Search the listing for the string "SDTVAR" and copy every line that contains it.

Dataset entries
[start]
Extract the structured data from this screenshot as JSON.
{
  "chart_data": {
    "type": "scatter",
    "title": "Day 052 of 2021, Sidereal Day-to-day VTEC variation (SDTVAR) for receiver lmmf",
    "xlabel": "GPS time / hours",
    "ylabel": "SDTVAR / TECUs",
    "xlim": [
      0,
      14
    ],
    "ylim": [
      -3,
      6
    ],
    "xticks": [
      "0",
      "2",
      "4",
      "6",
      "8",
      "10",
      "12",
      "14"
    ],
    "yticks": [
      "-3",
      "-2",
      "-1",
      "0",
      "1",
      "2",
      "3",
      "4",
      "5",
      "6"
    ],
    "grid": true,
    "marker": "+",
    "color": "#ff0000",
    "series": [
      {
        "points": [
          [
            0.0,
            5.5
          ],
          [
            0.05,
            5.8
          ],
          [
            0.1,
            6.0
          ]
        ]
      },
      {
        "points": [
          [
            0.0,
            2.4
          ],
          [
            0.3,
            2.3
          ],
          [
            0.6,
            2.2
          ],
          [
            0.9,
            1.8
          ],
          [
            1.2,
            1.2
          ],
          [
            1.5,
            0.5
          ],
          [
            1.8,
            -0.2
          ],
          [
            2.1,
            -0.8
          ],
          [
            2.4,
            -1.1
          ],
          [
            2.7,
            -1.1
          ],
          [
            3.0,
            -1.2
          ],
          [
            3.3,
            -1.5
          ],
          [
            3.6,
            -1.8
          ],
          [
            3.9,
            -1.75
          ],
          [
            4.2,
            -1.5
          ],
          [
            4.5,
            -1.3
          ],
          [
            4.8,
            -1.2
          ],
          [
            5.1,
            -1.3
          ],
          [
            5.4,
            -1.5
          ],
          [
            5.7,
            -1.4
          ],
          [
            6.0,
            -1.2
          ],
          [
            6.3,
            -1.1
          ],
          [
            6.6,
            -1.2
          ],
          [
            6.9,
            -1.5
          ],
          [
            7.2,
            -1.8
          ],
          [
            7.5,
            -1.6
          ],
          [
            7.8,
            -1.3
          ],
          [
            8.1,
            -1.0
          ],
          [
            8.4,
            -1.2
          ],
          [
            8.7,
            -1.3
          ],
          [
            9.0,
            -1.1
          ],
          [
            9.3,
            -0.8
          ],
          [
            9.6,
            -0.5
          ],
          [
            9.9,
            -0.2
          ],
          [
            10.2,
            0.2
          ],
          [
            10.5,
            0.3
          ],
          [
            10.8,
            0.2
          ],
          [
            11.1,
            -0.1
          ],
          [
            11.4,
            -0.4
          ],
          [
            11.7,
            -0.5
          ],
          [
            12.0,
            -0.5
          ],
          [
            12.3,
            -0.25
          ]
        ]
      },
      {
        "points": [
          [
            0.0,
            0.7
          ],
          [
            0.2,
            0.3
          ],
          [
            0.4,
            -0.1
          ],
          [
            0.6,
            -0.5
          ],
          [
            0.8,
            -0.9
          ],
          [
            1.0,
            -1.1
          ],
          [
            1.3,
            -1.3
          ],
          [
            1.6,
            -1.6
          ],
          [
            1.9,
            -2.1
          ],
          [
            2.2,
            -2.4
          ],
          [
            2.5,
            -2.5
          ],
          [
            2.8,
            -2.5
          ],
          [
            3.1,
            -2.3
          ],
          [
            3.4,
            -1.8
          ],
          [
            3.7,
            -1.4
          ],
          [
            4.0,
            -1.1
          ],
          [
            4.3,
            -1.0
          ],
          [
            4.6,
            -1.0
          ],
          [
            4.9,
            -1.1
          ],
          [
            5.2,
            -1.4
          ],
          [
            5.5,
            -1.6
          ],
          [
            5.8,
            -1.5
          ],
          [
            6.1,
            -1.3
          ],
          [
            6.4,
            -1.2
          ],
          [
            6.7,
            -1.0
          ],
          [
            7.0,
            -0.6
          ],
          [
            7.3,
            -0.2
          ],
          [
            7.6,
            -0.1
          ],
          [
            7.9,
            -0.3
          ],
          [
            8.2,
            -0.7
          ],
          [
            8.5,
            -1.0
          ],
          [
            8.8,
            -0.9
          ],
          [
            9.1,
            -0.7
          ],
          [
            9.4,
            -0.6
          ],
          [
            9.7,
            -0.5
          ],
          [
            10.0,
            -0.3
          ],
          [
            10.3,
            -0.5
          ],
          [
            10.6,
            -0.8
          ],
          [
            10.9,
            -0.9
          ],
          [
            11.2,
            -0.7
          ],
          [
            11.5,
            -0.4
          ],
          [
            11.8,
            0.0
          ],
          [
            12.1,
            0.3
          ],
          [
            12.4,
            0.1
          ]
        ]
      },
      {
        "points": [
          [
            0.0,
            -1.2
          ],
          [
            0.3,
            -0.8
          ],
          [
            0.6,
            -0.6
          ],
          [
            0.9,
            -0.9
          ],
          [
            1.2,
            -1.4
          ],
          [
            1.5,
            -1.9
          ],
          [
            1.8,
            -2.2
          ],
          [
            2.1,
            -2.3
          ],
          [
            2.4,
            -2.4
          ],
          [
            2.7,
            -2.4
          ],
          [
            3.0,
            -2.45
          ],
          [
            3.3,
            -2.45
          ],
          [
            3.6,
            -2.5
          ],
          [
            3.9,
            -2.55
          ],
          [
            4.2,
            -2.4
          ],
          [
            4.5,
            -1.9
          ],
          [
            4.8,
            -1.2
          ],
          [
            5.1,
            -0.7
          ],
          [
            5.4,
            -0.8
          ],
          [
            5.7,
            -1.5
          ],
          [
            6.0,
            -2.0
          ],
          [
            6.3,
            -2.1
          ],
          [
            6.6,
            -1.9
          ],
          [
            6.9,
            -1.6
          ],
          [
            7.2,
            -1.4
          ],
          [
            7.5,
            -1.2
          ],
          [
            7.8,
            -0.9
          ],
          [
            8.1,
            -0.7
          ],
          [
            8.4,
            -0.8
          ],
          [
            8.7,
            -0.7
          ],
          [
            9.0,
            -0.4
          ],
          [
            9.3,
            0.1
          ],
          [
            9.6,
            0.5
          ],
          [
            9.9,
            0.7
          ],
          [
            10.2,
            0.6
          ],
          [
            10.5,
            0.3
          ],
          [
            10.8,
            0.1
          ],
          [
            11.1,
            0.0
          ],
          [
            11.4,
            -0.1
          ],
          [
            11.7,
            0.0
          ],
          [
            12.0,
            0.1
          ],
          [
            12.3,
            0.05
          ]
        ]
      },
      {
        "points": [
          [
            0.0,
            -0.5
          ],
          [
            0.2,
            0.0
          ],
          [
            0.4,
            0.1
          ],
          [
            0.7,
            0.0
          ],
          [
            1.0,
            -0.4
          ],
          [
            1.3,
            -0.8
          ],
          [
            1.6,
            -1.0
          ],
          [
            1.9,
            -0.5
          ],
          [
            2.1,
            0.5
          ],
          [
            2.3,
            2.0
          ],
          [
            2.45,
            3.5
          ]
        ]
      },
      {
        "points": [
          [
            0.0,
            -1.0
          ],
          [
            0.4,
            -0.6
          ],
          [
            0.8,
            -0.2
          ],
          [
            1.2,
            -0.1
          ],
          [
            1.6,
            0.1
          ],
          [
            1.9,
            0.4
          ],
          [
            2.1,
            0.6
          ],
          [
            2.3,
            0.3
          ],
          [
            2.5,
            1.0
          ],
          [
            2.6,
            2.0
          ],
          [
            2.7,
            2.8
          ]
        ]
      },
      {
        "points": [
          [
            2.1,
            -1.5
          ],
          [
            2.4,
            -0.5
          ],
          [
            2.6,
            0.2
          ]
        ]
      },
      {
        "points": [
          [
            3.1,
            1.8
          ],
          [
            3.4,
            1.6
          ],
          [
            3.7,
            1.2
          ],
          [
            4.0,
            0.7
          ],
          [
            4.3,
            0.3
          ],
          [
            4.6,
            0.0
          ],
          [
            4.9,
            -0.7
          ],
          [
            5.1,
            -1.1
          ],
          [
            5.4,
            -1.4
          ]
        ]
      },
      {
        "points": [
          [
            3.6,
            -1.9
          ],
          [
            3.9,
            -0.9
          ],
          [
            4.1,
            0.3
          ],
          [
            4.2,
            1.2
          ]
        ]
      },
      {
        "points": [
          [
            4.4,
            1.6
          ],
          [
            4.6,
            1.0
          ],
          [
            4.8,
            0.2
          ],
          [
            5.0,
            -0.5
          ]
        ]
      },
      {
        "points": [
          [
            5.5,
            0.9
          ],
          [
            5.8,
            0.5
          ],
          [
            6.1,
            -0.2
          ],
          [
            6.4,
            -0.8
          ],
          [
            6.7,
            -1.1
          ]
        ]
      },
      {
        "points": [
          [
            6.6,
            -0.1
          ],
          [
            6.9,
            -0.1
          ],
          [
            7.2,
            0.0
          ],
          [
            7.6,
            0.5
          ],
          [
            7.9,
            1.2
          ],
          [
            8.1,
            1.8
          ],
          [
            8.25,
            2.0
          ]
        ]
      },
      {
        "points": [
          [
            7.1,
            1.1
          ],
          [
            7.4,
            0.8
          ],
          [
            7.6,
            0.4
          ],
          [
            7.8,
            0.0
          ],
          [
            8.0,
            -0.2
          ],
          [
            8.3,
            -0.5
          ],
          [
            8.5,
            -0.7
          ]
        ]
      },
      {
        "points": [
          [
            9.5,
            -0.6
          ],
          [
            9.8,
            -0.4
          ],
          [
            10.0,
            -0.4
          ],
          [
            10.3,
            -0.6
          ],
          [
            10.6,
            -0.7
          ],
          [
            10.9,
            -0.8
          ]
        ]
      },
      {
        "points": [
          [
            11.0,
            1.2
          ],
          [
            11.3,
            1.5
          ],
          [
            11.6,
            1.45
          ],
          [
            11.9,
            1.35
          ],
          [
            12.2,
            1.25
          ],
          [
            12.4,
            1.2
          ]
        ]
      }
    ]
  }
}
[end]
- _Problem solution_:
    "title": "Day 052 of 2021, Sidereal Day-to-day VTEC variation (SDTVAR) for receiver lmmf",
    "ylabel": "SDTVAR / TECUs",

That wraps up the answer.